··· EXERCISE TEXT ···

NYT Podcast Paints False Picture of Carried Interest and Private Equity Industry
A recent episode of the New York Times’ podcast “The Daily” mischaracterized the history of the tax treatment of carried interest – which has always appropriately been treated as a capital gain since the inception of the tax code more than 100 years ago. It also presented a false and outdated picture of the private equity industry’s significant contribution to economic growth and job creation.
Carried Interest is Appropriately Treated as a Capital Gain, Encouraging Long-term Investment
- Guest: [The Private Equity Industry] effectively have managed to say that the profits that they get should be taxed at this lower rate at the capital gains rate that has typically been reserved for people who are investing their own money, not their labor. And the private equity firms are saying, look, this money is at risk. It is just like an investment. And so it should be considered an investment. And therefore, we should collect this lower rate . . .
- Host: So this is just not at all how this was supposed to work.
- Guest: Right, and the government, for years and years and years, has let them do this . . . Nobody knew it. Nobody understood what was really happening
The podcast inaccurately claimed that private equity has benefitted from the so-called “carried interest loophole.” However, profit sharing/carried interest has been around for hundreds of years to provide service partners an incentive for the sweat equity they put into growing a business.

··· DATA PROVIDED ···

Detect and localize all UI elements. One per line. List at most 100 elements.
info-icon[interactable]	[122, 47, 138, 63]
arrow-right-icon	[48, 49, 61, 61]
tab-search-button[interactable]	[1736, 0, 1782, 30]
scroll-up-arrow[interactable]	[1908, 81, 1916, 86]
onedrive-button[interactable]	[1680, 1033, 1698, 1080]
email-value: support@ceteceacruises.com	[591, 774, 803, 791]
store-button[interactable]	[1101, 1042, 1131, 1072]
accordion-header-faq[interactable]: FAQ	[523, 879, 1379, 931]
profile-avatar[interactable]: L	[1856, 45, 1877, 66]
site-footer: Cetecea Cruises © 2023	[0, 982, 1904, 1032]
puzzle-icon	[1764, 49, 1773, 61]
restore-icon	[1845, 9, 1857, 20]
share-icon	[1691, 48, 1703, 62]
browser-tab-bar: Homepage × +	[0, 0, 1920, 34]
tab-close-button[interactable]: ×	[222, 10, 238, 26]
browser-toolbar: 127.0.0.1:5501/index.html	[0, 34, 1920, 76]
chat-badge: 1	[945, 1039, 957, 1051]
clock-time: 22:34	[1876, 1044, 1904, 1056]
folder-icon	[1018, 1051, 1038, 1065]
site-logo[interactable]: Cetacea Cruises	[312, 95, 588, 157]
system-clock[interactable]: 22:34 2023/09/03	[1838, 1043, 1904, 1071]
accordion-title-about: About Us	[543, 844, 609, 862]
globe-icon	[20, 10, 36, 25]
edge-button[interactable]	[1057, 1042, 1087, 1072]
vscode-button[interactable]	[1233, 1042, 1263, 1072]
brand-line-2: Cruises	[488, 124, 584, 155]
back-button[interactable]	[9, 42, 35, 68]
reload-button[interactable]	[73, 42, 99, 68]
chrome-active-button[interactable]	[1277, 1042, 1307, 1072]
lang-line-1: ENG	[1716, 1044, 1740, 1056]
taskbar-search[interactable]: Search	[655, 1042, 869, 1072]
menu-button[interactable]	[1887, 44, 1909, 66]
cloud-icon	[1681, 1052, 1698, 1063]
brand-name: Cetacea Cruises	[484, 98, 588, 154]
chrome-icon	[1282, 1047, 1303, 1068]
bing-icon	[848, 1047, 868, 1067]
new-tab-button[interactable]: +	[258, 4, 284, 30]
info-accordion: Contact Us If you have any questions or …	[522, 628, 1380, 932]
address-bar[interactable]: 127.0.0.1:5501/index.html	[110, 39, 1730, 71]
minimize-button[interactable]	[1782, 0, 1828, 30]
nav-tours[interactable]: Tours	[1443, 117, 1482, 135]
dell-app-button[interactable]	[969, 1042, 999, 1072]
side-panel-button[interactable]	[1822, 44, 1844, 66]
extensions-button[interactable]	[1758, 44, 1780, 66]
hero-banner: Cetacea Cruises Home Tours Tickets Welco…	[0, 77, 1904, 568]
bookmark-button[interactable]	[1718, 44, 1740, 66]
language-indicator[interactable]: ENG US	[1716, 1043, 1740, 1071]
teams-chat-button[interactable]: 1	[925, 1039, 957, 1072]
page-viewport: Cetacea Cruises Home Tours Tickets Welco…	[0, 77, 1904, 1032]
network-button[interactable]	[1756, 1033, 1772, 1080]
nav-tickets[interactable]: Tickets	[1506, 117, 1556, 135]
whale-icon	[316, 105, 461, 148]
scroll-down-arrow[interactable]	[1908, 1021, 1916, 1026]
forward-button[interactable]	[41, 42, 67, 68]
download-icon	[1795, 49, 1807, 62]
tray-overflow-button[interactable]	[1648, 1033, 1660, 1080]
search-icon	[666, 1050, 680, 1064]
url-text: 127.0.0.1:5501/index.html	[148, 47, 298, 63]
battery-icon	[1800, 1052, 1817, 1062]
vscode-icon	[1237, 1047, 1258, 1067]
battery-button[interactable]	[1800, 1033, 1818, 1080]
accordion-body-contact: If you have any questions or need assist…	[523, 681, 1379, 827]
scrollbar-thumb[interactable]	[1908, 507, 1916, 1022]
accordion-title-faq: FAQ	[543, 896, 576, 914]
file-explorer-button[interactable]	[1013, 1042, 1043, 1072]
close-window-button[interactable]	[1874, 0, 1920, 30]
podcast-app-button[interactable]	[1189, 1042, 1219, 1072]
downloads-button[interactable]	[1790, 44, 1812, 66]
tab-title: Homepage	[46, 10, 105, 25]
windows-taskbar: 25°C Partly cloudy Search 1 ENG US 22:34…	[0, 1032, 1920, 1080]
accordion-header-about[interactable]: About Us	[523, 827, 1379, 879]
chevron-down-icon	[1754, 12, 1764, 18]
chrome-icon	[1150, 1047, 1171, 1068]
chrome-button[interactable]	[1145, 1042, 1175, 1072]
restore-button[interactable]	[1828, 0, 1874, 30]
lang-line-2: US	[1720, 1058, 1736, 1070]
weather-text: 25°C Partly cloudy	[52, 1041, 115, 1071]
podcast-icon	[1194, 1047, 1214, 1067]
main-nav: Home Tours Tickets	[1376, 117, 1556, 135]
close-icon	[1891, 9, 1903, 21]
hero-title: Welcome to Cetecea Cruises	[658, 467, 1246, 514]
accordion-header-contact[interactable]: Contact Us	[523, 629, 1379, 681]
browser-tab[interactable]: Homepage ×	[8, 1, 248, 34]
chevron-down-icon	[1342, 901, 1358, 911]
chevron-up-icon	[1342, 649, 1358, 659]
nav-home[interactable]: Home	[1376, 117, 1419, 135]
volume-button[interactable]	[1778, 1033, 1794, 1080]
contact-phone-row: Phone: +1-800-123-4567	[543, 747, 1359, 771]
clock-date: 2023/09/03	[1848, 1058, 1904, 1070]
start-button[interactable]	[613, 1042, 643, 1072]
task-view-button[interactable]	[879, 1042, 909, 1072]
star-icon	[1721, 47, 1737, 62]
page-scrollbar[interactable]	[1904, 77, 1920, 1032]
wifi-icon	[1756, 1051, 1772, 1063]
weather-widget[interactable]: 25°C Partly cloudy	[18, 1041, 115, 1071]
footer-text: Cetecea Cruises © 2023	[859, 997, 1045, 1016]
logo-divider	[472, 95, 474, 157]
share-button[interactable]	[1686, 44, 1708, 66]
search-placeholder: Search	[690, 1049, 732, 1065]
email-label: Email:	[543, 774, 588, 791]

···

TASK OBJECTIVE
Print the carried interest text word for word, from "Carried Interest is" to "supposed to work.". The lines are not needed for this exercise.

TASK OUTPUT
Carried Interest is Appropriately Treated as a Capital Gain, Encouraging Long-term Investment
- Guest: [The Private Equity Industry] effectively have managed to say that the profits that they get should be taxed at this lower rate at the capital gains rate that has typically been reserved for people who are investing their own money, not their labor. And the private equity firms are saying, look, this money is at risk. It is just like an investment. And so it should be considered an investment. And therefore, we should collect this lower rate . . .
- Host: So this is just not at all how this was supposed to work.